For each line below that includes the word "this", make a copy.

** Start **

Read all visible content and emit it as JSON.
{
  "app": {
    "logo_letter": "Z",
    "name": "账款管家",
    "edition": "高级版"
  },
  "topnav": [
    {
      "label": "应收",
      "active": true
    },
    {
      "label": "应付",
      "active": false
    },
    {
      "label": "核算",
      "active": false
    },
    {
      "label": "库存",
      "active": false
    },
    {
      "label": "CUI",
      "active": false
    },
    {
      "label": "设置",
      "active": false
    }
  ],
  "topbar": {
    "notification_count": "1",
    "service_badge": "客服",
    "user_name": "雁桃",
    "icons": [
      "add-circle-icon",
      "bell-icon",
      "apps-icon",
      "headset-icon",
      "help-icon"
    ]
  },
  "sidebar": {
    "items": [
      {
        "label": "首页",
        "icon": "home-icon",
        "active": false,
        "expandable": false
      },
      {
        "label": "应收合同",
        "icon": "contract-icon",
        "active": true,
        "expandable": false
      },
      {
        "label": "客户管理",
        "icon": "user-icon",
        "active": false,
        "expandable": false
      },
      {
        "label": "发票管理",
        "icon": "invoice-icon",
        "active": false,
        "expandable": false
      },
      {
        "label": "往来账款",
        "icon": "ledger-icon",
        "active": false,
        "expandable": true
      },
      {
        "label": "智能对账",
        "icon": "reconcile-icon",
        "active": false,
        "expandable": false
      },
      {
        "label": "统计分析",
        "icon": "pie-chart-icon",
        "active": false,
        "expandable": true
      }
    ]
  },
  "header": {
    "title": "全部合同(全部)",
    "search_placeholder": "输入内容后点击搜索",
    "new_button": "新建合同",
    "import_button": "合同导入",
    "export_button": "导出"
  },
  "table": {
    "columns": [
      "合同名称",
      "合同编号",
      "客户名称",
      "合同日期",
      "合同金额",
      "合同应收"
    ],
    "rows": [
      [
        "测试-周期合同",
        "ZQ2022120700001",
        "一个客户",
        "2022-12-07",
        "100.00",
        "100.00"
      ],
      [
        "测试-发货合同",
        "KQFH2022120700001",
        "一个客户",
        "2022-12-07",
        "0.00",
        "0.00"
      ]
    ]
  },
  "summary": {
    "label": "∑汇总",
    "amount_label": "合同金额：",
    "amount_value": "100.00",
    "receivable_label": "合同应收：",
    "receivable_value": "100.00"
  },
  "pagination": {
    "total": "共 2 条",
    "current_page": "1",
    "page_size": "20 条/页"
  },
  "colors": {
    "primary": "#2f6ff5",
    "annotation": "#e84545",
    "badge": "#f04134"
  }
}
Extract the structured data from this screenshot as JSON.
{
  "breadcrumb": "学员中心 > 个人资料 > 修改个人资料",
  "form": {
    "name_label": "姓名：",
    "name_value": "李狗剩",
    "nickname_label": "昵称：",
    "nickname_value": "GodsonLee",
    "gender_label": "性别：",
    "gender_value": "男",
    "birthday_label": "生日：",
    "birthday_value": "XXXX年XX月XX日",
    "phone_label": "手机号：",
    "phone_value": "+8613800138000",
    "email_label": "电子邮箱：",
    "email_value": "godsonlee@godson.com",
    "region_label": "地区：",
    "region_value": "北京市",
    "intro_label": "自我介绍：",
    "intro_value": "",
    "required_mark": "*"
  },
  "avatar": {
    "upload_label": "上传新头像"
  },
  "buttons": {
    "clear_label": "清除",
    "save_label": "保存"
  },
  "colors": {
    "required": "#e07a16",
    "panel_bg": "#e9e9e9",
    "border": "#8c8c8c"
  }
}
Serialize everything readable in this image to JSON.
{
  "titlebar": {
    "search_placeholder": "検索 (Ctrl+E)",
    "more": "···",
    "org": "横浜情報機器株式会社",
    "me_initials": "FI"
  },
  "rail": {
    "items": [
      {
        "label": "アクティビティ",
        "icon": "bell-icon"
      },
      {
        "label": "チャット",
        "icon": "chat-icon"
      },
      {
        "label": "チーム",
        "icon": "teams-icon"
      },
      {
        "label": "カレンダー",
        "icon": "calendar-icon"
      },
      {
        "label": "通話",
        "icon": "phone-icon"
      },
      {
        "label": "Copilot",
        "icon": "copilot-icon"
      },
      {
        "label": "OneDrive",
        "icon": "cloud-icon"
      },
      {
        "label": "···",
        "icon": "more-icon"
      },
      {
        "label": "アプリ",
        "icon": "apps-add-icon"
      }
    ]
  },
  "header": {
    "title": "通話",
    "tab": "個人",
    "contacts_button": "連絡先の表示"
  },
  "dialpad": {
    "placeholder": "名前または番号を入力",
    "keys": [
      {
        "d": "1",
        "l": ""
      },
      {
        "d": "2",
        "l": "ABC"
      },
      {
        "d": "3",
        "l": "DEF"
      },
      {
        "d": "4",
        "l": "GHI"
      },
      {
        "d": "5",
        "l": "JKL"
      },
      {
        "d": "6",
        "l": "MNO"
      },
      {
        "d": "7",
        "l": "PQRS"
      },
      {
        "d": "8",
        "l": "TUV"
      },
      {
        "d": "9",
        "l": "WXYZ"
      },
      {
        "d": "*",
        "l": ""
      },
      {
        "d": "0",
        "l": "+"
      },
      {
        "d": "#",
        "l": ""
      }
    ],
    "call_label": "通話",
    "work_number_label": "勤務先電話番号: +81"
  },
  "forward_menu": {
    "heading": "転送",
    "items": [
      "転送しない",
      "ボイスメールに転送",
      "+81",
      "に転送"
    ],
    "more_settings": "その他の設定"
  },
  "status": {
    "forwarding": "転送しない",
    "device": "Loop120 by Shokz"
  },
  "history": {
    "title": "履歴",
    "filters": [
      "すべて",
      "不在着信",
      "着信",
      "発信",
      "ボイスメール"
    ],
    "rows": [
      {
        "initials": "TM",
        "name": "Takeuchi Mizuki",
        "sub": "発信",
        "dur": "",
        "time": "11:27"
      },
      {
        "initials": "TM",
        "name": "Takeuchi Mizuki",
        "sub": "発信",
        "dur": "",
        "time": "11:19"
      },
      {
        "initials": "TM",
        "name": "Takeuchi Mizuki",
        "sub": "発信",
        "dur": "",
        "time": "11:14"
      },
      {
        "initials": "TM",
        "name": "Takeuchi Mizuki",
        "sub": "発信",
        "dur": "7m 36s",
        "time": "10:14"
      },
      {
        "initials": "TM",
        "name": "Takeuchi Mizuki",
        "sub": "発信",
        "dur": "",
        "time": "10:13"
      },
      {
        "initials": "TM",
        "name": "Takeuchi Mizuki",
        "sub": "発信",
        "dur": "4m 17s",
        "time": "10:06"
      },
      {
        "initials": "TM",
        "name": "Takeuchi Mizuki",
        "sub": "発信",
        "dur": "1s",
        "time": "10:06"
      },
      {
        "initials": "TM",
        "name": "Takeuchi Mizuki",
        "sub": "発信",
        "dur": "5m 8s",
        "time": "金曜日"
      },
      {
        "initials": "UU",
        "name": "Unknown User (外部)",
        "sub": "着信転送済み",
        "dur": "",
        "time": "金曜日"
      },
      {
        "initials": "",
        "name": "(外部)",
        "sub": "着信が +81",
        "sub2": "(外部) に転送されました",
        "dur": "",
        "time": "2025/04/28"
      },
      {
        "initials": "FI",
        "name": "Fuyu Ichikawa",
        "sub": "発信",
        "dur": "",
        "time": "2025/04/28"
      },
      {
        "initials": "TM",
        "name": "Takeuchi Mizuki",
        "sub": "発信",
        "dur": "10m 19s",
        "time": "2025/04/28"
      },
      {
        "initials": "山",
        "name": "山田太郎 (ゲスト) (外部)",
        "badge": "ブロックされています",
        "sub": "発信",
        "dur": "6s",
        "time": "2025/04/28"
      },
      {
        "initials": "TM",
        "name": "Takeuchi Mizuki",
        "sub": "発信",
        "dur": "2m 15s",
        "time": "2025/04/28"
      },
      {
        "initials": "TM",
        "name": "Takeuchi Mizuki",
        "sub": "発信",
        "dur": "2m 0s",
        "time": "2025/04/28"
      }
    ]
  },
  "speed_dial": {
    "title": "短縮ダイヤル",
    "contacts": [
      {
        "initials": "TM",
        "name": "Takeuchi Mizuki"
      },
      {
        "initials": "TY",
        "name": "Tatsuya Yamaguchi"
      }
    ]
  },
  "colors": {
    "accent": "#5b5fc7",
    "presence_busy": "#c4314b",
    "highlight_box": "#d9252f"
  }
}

** End **

**Answer in full:**
Extract the structured data from this screenshot as JSON.
Serialize everything readable in this image to JSON.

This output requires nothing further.